- WHAT THIS TASK INVOLVES
Can you output the records below exactly as they are written?

(Stored data entries)
* START *

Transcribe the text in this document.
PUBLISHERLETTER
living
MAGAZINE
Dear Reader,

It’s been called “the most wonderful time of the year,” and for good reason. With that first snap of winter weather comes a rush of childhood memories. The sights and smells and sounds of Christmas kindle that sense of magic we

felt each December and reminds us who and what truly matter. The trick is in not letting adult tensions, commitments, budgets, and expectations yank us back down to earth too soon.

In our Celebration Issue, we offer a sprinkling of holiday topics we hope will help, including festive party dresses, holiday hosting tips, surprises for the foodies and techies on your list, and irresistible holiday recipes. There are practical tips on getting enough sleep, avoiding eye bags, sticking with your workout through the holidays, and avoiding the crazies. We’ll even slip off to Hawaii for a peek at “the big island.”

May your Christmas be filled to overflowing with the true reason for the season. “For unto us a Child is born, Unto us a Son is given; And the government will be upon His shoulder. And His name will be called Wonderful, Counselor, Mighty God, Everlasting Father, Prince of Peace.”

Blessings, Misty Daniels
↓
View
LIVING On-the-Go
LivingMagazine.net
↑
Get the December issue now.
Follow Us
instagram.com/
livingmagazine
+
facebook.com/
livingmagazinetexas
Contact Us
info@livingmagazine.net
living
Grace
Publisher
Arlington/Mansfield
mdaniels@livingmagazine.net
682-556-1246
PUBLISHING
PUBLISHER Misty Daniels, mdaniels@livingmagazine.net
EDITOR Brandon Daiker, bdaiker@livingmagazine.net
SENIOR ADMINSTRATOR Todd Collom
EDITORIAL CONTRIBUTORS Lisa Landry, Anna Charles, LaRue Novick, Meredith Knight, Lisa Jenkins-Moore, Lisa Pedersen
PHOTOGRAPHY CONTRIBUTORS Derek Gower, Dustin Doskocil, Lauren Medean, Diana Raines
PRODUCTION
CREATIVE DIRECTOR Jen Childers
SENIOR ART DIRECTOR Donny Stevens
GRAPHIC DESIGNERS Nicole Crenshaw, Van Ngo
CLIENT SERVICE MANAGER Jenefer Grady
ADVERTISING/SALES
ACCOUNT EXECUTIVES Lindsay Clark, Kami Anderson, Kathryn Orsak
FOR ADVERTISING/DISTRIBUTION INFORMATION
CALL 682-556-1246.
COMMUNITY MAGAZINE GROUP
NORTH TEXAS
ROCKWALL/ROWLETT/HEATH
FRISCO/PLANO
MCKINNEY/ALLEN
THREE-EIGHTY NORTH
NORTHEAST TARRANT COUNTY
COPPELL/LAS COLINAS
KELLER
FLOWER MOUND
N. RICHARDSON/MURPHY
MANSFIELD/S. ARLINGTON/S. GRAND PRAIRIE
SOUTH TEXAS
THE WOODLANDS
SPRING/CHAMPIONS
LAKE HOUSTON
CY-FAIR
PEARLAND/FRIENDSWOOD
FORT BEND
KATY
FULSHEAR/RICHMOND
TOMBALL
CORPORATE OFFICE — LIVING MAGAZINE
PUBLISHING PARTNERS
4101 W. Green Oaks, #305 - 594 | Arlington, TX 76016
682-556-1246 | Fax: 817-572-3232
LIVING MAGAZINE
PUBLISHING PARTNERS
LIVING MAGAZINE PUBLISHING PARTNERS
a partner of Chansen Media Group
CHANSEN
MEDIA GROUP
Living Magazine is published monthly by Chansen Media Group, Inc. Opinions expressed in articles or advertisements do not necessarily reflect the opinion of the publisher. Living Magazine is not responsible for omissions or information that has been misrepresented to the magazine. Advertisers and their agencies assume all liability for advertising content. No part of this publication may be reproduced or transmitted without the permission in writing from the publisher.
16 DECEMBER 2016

* END *

- RESULT FOR THIS TASK
Transcribe the text in this document.
PUBLISHERLETTER
living
MAGAZINE
Dear Reader,

It’s been called “the most wonderful time of the year,” and for good reason. With that first snap of winter weather comes a rush of childhood memories. The sights and smells and sounds of Christmas kindle that sense of magic we

felt each December and reminds us who and what truly matter. The trick is in not letting adult tensions, commitments, budgets, and expectations yank us back down to earth too soon.

In our Celebration Issue, we offer a sprinkling of holiday topics we hope will help, including festive party dresses, holiday hosting tips, surprises for the foodies and techies on your list, and irresistible holiday recipes. There are practical tips on getting enough sleep, avoiding eye bags, sticking with your workout through the holidays, and avoiding the crazies. We’ll even slip off to Hawaii for a peek at “the big island.”

May your Christmas be filled to overflowing with the true reason for the season. “For unto us a Child is born, Unto us a Son is given; And the government will be upon His shoulder. And His name will be called Wonderful, Counselor, Mighty God, Everlasting Father, Prince of Peace.”

Blessings, Misty Daniels
↓
View
LIVING On-the-Go
LivingMagazine.net
↑
Get the December issue now.
Follow Us
instagram.com/
livingmagazine
+
facebook.com/
livingmagazinetexas
Contact Us
info@livingmagazine.net
living
Grace
Publisher
Arlington/Mansfield
mdaniels@livingmagazine.net
682-556-1246
PUBLISHING
PUBLISHER Misty Daniels, mdaniels@livingmagazine.net
EDITOR Brandon Daiker, bdaiker@livingmagazine.net
SENIOR ADMINSTRATOR Todd Collom
EDITORIAL CONTRIBUTORS Lisa Landry, Anna Charles, LaRue Novick, Meredith Knight, Lisa Jenkins-Moore, Lisa Pedersen
PHOTOGRAPHY CONTRIBUTORS Derek Gower, Dustin Doskocil, Lauren Medean, Diana Raines
PRODUCTION
CREATIVE DIRECTOR Jen Childers
SENIOR ART DIRECTOR Donny Stevens
GRAPHIC DESIGNERS Nicole Crenshaw, Van Ngo
CLIENT SERVICE MANAGER Jenefer Grady
ADVERTISING/SALES
ACCOUNT EXECUTIVES Lindsay Clark, Kami Anderson, Kathryn Orsak
FOR ADVERTISING/DISTRIBUTION INFORMATION
CALL 682-556-1246.
COMMUNITY MAGAZINE GROUP
NORTH TEXAS
ROCKWALL/ROWLETT/HEATH
FRISCO/PLANO
MCKINNEY/ALLEN
THREE-EIGHTY NORTH
NORTHEAST TARRANT COUNTY
COPPELL/LAS COLINAS
KELLER
FLOWER MOUND
N. RICHARDSON/MURPHY
MANSFIELD/S. ARLINGTON/S. GRAND PRAIRIE
SOUTH TEXAS
THE WOODLANDS
SPRING/CHAMPIONS
LAKE HOUSTON
CY-FAIR
PEARLAND/FRIENDSWOOD
FORT BEND
KATY
FULSHEAR/RICHMOND
TOMBALL
CORPORATE OFFICE — LIVING MAGAZINE
PUBLISHING PARTNERS
4101 W. Green Oaks, #305 - 594 | Arlington, TX 76016
682-556-1246 | Fax: 817-572-3232
LIVING MAGAZINE
PUBLISHING PARTNERS
LIVING MAGAZINE PUBLISHING PARTNERS
a partner of Chansen Media Group
CHANSEN
MEDIA GROUP
Living Magazine is published monthly by Chansen Media Group, Inc. Opinions expressed in articles or advertisements do not necessarily reflect the opinion of the publisher. Living Magazine is not responsible for omissions or information that has been misrepresented to the magazine. Advertisers and their agencies assume all liability for advertising content. No part of this publication may be reproduced or transmitted without the permission in writing from the publisher.
16 DECEMBER 2016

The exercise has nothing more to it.